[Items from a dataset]
--------------------
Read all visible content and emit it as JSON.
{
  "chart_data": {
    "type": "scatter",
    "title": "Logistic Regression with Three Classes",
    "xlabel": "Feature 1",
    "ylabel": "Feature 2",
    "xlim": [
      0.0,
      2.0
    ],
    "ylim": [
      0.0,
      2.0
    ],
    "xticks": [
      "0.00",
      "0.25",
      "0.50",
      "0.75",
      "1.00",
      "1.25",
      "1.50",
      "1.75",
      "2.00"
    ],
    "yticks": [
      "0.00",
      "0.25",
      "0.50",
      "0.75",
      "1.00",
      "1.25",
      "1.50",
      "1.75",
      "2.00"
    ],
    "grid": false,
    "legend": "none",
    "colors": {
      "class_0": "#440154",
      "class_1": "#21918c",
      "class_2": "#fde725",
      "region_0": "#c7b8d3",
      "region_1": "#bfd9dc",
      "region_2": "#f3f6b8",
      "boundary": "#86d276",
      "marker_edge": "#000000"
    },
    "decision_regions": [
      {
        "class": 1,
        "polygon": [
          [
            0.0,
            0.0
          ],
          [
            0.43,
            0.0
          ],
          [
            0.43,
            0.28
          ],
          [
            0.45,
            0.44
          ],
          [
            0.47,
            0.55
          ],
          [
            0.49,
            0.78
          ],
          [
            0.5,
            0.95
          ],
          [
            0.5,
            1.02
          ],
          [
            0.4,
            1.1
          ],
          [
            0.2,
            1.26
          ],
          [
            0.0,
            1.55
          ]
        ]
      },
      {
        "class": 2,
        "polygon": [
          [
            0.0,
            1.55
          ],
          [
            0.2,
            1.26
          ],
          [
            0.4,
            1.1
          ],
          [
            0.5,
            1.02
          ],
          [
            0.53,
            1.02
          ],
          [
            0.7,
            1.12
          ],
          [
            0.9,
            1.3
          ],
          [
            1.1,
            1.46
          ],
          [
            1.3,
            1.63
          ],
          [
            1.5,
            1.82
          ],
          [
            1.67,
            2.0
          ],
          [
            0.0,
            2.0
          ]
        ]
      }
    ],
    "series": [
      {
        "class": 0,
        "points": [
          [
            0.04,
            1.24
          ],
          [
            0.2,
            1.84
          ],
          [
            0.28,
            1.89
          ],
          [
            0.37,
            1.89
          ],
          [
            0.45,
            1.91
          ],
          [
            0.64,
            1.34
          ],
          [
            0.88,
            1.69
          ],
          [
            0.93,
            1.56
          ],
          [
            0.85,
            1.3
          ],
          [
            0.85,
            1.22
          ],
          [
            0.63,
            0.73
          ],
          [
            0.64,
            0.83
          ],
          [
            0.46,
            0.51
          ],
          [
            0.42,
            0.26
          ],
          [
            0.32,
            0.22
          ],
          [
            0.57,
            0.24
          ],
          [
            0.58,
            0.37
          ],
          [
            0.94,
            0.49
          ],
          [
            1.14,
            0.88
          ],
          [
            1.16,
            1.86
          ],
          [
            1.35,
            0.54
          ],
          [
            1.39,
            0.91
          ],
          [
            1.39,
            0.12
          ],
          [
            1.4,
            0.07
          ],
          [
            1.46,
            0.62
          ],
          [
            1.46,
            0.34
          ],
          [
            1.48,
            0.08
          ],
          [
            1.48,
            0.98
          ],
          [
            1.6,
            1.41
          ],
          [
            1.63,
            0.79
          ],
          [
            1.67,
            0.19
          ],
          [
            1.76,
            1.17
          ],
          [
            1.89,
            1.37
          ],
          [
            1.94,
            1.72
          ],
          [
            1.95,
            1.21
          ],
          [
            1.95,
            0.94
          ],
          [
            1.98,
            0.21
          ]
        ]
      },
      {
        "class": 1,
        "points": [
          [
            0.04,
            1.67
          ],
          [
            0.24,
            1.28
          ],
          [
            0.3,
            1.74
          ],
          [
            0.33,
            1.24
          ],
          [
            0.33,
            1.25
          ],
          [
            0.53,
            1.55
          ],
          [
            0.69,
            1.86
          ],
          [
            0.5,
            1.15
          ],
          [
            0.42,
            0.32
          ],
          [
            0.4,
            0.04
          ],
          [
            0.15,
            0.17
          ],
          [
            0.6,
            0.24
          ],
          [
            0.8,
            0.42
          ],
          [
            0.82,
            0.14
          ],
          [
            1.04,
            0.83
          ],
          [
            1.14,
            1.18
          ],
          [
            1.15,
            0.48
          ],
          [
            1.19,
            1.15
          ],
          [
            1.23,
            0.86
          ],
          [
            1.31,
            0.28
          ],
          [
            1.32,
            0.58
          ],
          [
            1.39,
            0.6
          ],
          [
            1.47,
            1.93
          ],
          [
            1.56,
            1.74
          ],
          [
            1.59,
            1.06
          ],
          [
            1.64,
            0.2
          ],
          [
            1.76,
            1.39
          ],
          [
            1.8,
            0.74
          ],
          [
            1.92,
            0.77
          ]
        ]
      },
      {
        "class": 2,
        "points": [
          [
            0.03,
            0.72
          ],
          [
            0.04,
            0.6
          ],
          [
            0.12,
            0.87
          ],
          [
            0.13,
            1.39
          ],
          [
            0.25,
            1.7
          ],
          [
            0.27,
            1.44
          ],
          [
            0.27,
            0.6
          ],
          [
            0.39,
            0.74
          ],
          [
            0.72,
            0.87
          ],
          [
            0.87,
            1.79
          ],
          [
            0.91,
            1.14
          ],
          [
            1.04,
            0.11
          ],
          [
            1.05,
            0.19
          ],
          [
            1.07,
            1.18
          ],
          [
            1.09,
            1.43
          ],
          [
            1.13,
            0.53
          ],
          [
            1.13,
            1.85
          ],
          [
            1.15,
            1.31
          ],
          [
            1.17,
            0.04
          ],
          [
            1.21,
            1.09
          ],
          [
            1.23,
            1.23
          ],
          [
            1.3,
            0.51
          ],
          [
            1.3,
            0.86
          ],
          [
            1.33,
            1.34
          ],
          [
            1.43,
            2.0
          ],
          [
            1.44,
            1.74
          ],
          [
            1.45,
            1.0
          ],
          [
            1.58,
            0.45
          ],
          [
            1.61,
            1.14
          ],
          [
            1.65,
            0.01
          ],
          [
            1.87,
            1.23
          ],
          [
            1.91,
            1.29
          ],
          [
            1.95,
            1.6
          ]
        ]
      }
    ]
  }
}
--------------------
**PROBLEM TO WORK ON:**
What do the records say? Quote them all exactly.

**CORRECT ANSWER:**
Read all visible content and emit it as JSON.
{
  "chart_data": {
    "type": "scatter",
    "title": "Logistic Regression with Three Classes",
    "xlabel": "Feature 1",
    "ylabel": "Feature 2",
    "xlim": [
      0.0,
      2.0
    ],
    "ylim": [
      0.0,
      2.0
    ],
    "xticks": [
      "0.00",
      "0.25",
      "0.50",
      "0.75",
      "1.00",
      "1.25",
      "1.50",
      "1.75",
      "2.00"
    ],
    "yticks": [
      "0.00",
      "0.25",
      "0.50",
      "0.75",
      "1.00",
      "1.25",
      "1.50",
      "1.75",
      "2.00"
    ],
    "grid": false,
    "legend": "none",
    "colors": {
      "class_0": "#440154",
      "class_1": "#21918c",
      "class_2": "#fde725",
      "region_0": "#c7b8d3",
      "region_1": "#bfd9dc",
      "region_2": "#f3f6b8",
      "boundary": "#86d276",
      "marker_edge": "#000000"
    },
    "decision_regions": [
      {
        "class": 1,
        "polygon": [
          [
            0.0,
            0.0
          ],
          [
            0.43,
            0.0
          ],
          [
            0.43,
            0.28
          ],
          [
            0.45,
            0.44
          ],
          [
            0.47,
            0.55
          ],
          [
            0.49,
            0.78
          ],
          [
            0.5,
            0.95
          ],
          [
            0.5,
            1.02
          ],
          [
            0.4,
            1.1
          ],
          [
            0.2,
            1.26
          ],
          [
            0.0,
            1.55
          ]
        ]
      },
      {
        "class": 2,
        "polygon": [
          [
            0.0,
            1.55
          ],
          [
            0.2,
            1.26
          ],
          [
            0.4,
            1.1
          ],
          [
            0.5,
            1.02
          ],
          [
            0.53,
            1.02
          ],
          [
            0.7,
            1.12
          ],
          [
            0.9,
            1.3
          ],
          [
            1.1,
            1.46
          ],
          [
            1.3,
            1.63
          ],
          [
            1.5,
            1.82
          ],
          [
            1.67,
            2.0
          ],
          [
            0.0,
            2.0
          ]
        ]
      }
    ],
    "series": [
      {
        "class": 0,
        "points": [
          [
            0.04,
            1.24
          ],
          [
            0.2,
            1.84
          ],
          [
            0.28,
            1.89
          ],
          [
            0.37,
            1.89
          ],
          [
            0.45,
            1.91
          ],
          [
            0.64,
            1.34
          ],
          [
            0.88,
            1.69
          ],
          [
            0.93,
            1.56
          ],
          [
            0.85,
            1.3
          ],
          [
            0.85,
            1.22
          ],
          [
            0.63,
            0.73
          ],
          [
            0.64,
            0.83
          ],
          [
            0.46,
            0.51
          ],
          [
            0.42,
            0.26
          ],
          [
            0.32,
            0.22
          ],
          [
            0.57,
            0.24
          ],
          [
            0.58,
            0.37
          ],
          [
            0.94,
            0.49
          ],
          [
            1.14,
            0.88
          ],
          [
            1.16,
            1.86
          ],
          [
            1.35,
            0.54
          ],
          [
            1.39,
            0.91
          ],
          [
            1.39,
            0.12
          ],
          [
            1.4,
            0.07
          ],
          [
            1.46,
            0.62
          ],
          [
            1.46,
            0.34
          ],
          [
            1.48,
            0.08
          ],
          [
            1.48,
            0.98
          ],
          [
            1.6,
            1.41
          ],
          [
            1.63,
            0.79
          ],
          [
            1.67,
            0.19
          ],
          [
            1.76,
            1.17
          ],
          [
            1.89,
            1.37
          ],
          [
            1.94,
            1.72
          ],
          [
            1.95,
            1.21
          ],
          [
            1.95,
            0.94
          ],
          [
            1.98,
            0.21
          ]
        ]
      },
      {
        "class": 1,
        "points": [
          [
            0.04,
            1.67
          ],
          [
            0.24,
            1.28
          ],
          [
            0.3,
            1.74
          ],
          [
            0.33,
            1.24
          ],
          [
            0.33,
            1.25
          ],
          [
            0.53,
            1.55
          ],
          [
            0.69,
            1.86
          ],
          [
            0.5,
            1.15
          ],
          [
            0.42,
            0.32
          ],
          [
            0.4,
            0.04
          ],
          [
            0.15,
            0.17
          ],
          [
            0.6,
            0.24
          ],
          [
            0.8,
            0.42
          ],
          [
            0.82,
            0.14
          ],
          [
            1.04,
            0.83
          ],
          [
            1.14,
            1.18
          ],
          [
            1.15,
            0.48
          ],
          [
            1.19,
            1.15
          ],
          [
            1.23,
            0.86
          ],
          [
            1.31,
            0.28
          ],
          [
            1.32,
            0.58
          ],
          [
            1.39,
            0.6
          ],
          [
            1.47,
            1.93
          ],
          [
            1.56,
            1.74
          ],
          [
            1.59,
            1.06
          ],
          [
            1.64,
            0.2
          ],
          [
            1.76,
            1.39
          ],
          [
            1.8,
            0.74
          ],
          [
            1.92,
            0.77
          ]
        ]
      },
      {
        "class": 2,
        "points": [
          [
            0.03,
            0.72
          ],
          [
            0.04,
            0.6
          ],
          [
            0.12,
            0.87
          ],
          [
            0.13,
            1.39
          ],
          [
            0.25,
            1.7
          ],
          [
            0.27,
            1.44
          ],
          [
            0.27,
            0.6
          ],
          [
            0.39,
            0.74
          ],
          [
            0.72,
            0.87
          ],
          [
            0.87,
            1.79
          ],
          [
            0.91,
            1.14
          ],
          [
            1.04,
            0.11
          ],
          [
            1.05,
            0.19
          ],
          [
            1.07,
            1.18
          ],
          [
            1.09,
            1.43
          ],
          [
            1.13,
            0.53
          ],
          [
            1.13,
            1.85
          ],
          [
            1.15,
            1.31
          ],
          [
            1.17,
            0.04
          ],
          [
            1.21,
            1.09
          ],
          [
            1.23,
            1.23
          ],
          [
            1.3,
            0.51
          ],
          [
            1.3,
            0.86
          ],
          [
            1.33,
            1.34
          ],
          [
            1.43,
            2.0
          ],
          [
            1.44,
            1.74
          ],
          [
            1.45,
            1.0
          ],
          [
            1.58,
            0.45
          ],
          [
            1.61,
            1.14
          ],
          [
            1.65,
            0.01
          ],
          [
            1.87,
            1.23
          ],
          [
            1.91,
            1.29
          ],
          [
            1.95,
            1.6
          ]
        ]
      }
    ]
  }
}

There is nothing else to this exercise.